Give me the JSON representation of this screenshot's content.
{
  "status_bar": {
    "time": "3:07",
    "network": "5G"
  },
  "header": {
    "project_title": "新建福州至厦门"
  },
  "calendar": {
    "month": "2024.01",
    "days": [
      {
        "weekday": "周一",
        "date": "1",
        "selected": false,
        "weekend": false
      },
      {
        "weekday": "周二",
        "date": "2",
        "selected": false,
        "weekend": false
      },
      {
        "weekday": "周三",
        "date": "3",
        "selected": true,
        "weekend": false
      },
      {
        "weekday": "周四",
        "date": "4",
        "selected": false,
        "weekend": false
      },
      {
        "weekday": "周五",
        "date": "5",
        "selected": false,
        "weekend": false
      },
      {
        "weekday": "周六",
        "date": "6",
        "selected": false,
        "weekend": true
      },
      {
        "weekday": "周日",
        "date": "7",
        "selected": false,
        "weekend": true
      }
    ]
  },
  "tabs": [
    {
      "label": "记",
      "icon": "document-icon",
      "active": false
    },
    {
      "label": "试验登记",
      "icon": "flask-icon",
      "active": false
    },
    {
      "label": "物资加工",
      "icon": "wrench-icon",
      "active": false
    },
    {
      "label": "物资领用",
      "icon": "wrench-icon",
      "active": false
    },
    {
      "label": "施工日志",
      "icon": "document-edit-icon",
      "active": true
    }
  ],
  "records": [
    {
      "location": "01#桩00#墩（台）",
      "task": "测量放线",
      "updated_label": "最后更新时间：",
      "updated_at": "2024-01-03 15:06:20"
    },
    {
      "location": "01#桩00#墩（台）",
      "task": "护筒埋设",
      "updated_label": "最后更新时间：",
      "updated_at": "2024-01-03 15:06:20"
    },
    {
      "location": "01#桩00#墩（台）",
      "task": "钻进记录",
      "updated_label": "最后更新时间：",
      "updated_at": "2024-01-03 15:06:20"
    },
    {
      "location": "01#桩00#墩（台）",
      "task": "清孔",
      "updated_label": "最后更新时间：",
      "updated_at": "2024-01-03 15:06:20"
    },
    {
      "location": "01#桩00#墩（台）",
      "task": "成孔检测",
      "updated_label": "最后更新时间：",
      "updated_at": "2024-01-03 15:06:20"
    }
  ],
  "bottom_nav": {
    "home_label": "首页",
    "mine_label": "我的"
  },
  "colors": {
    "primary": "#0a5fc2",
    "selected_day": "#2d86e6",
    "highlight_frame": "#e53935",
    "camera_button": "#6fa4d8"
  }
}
□ □ □ □ □
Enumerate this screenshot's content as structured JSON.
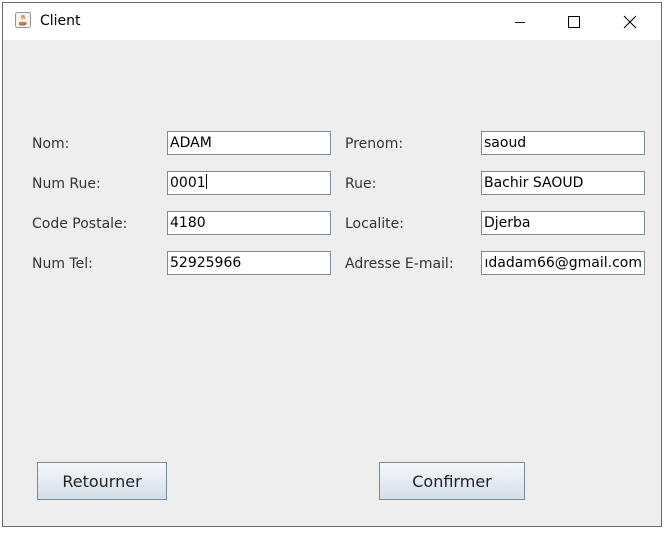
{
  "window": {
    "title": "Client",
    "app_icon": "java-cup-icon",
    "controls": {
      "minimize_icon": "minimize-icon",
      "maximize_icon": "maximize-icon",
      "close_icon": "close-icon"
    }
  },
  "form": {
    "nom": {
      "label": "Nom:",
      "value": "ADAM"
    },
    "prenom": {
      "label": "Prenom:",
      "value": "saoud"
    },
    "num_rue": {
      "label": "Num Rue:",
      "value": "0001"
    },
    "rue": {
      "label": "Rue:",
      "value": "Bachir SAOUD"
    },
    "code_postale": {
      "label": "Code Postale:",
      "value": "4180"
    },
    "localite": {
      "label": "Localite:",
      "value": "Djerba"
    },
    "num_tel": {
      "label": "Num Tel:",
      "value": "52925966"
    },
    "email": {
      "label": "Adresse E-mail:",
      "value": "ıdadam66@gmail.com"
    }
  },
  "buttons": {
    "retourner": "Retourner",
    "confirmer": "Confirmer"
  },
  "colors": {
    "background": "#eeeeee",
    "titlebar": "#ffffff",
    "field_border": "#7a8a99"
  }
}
□ □ □ □ □
Stated task: What is the number of lines containing "JSON"? Give that number only.

Response to the task: 2